GIVEN DATA —

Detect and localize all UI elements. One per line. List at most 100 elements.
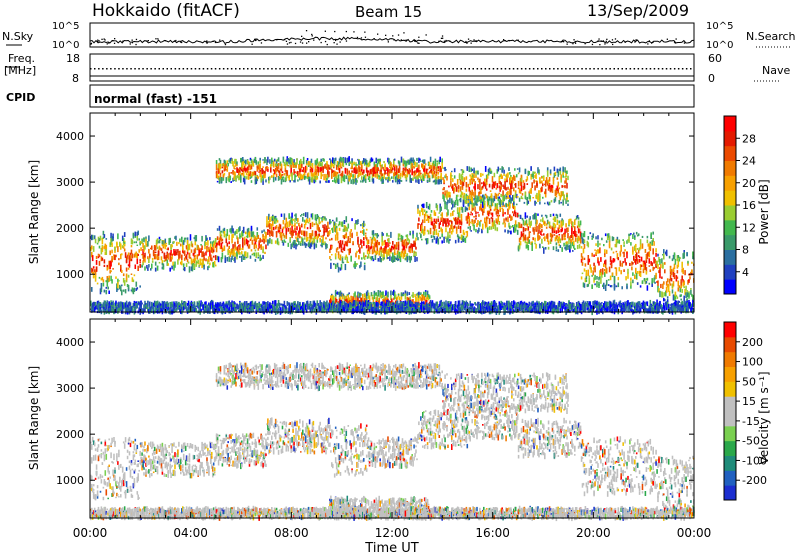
power-echo-cell [201,262,203,269]
power-echo-cell [363,175,365,177]
power-echo-cell [239,173,241,180]
power-echo-cell [561,191,563,196]
nsearch-dot [574,42,577,44]
power-echo-cell [378,241,380,246]
power-echo-cell [357,291,359,298]
power-echo-cell [339,267,342,271]
power-echo-cell [656,281,658,283]
power-echo-cell [654,258,656,263]
power-echo-cell [368,179,371,182]
power-echo-cell [510,190,512,196]
power-echo-cell [540,230,542,236]
power-echo-cell [262,169,264,175]
power-echo-cell [371,158,374,162]
power-echo-cell [169,237,171,244]
power-echo-cell [211,257,213,262]
power-echo-cell [362,293,364,301]
power-echo-cell [141,238,143,244]
power-echo-cell [406,160,409,163]
power-echo-cell [526,243,529,249]
power-echo-cell [302,230,305,236]
power-echo-cell [417,175,419,180]
nave-dot [597,68,599,70]
power-echo-cell [520,181,523,186]
power-echo-cell [230,181,232,183]
power-echo-cell [417,223,419,229]
nave-dot [367,68,370,70]
power-echo-cell [261,230,263,234]
power-echo-cell [641,235,644,238]
power-echo-cell [417,237,419,241]
power-echo-cell [360,309,362,313]
power-echo-cell [460,241,463,243]
power-echo-cell [552,222,555,229]
power-echo-cell [505,202,507,208]
power-echo-cell [246,167,249,171]
power-echo-cell [496,214,499,217]
power-echo-cell [330,309,332,313]
power-echo-cell [470,167,472,173]
power-echo-cell [216,180,219,183]
power-echo-cell [418,291,420,295]
power-echo-cell [484,200,486,203]
power-echo-cell [418,169,420,173]
power-echo-cell [302,170,305,173]
power-echo-cell [283,239,286,243]
power-echo-cell [333,171,335,177]
power-echo-cell [314,175,317,182]
power-echo-cell [305,218,308,223]
power-echo-cell [560,228,562,233]
power-echo-cell [676,270,679,274]
power-echo-cell [337,174,340,181]
nsearch-dot [606,38,608,40]
power-echo-cell [468,216,471,222]
power-echo-cell [116,302,118,304]
power-echo-cell [340,292,343,297]
power-echo-cell [578,228,581,233]
power-echo-cell [298,230,300,236]
power-echo-cell [450,224,452,230]
power-echo-cell [153,251,156,253]
power-echo-cell [486,174,489,179]
power-echo-cell [251,171,254,177]
power-echo-cell [215,246,218,253]
power-echo-cell [398,252,401,258]
power-echo-cell [663,281,665,285]
power-echo-cell [90,300,92,307]
power-echo-cell [419,175,421,178]
power-echo-cell [423,291,425,299]
power-echo-cell [250,165,253,170]
power-echo-cell [520,195,523,199]
power-echo-cell [648,265,651,267]
power-echo-cell [364,158,367,165]
power-echo-cell [597,235,599,240]
power-echo-cell [139,261,141,263]
power-echo-cell [354,261,356,268]
power-echo-cell [270,164,272,168]
power-echo-cell [378,175,380,180]
power-echo-cell [412,177,414,181]
power-echo-cell [663,253,665,260]
power-echo-cell [353,293,355,297]
power-echo-cell [279,174,282,180]
power-echo-cell [383,250,385,258]
power-echo-cell [242,172,244,175]
power-echo-cell [635,258,637,262]
power-echo-cell [356,223,358,225]
power-echo-cell [91,309,93,313]
nave-dot [315,68,317,70]
nsearch-dot [255,39,257,41]
power-echo-cell [385,246,387,253]
power-echo-cell [310,177,313,183]
power-echo-cell [473,167,475,173]
power-echo-cell [120,243,122,250]
power-echo-cell [265,232,267,237]
power-echo-cell [134,264,137,269]
power-echo-cell [254,249,257,252]
power-echo-cell [562,199,564,206]
power-echo-cell [405,161,408,166]
nsearch-dot [674,42,676,44]
power-echo-cell [455,219,458,225]
power-echo-cell [624,249,626,252]
power-echo-cell [441,162,443,169]
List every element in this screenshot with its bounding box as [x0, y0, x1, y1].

WHAT IS EXPECTED — Reproduce verbatim the part of the items that opens with the line containing "power-echo-cell [201,262,203,269]" and closes with the line containing "power-echo-cell [230,181,232,183]", including both of those lines.

EXERCISE RESULT —
power-echo-cell [201,262,203,269]
power-echo-cell [363,175,365,177]
power-echo-cell [239,173,241,180]
power-echo-cell [561,191,563,196]
nsearch-dot [574,42,577,44]
power-echo-cell [378,241,380,246]
power-echo-cell [357,291,359,298]
power-echo-cell [339,267,342,271]
power-echo-cell [656,281,658,283]
power-echo-cell [654,258,656,263]
power-echo-cell [368,179,371,182]
power-echo-cell [510,190,512,196]
power-echo-cell [540,230,542,236]
power-echo-cell [262,169,264,175]
power-echo-cell [371,158,374,162]
power-echo-cell [169,237,171,244]
power-echo-cell [211,257,213,262]
power-echo-cell [362,293,364,301]
power-echo-cell [141,238,143,244]
power-echo-cell [406,160,409,163]
power-echo-cell [526,243,529,249]
power-echo-cell [302,230,305,236]
power-echo-cell [417,175,419,180]
nave-dot [597,68,599,70]
power-echo-cell [520,181,523,186]
power-echo-cell [230,181,232,183]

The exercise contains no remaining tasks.